### Exercise description:
Transcribe the data in full and exactly, omitting any pictures.

### Input records:
———
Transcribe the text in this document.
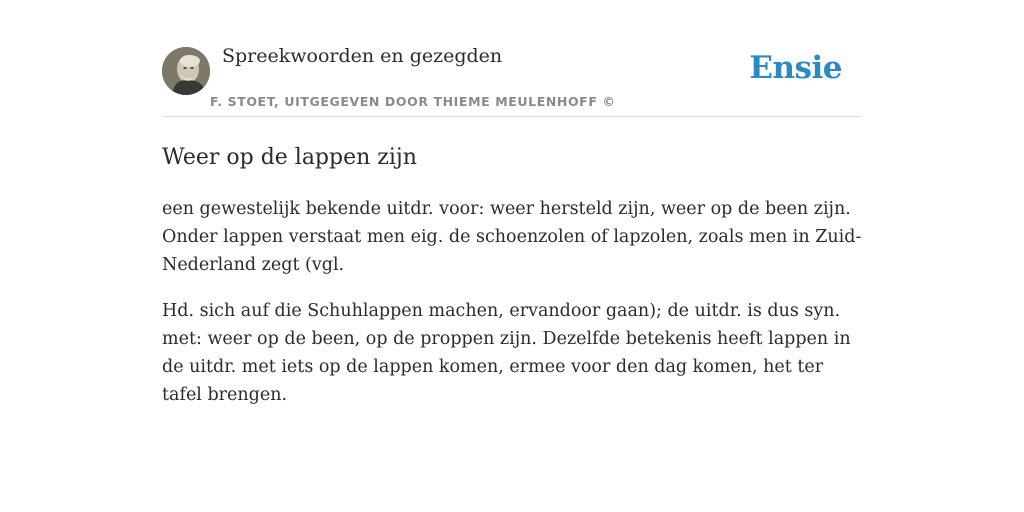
Spreekwoorden en gezegden
F. STOET, UITGEGEVEN DOOR THIEME MEULENHOFF ©
Ensie
Weer op de lappen zijn

een gewestelijk bekende uitdr. voor: weer hersteld zijn, weer op de been zijn. Onder lappen verstaat men eig. de schoenzolen of lapzolen, zoals men in Zuid-Nederland zegt (vgl.

Hd. sich auf die Schuhlappen machen, ervandoor gaan); de uitdr. is dus syn. met: weer op de been, op de proppen zijn. Dezelfde betekenis heeft lappen in de uitdr. met iets op de lappen komen, ermee voor den dag komen, het ter tafel brengen.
———
### Completed task:
Transcribe the text in this document.
Spreekwoorden en gezegden
F. STOET, UITGEGEVEN DOOR THIEME MEULENHOFF ©
Ensie
Weer op de lappen zijn

een gewestelijk bekende uitdr. voor: weer hersteld zijn, weer op de been zijn. Onder lappen verstaat men eig. de schoenzolen of lapzolen, zoals men in Zuid-Nederland zegt (vgl.

Hd. sich auf die Schuhlappen machen, ervandoor gaan); de uitdr. is dus syn. met: weer op de been, op de proppen zijn. Dezelfde betekenis heeft lappen in de uitdr. met iets op de lappen komen, ermee voor den dag komen, het ter tafel brengen.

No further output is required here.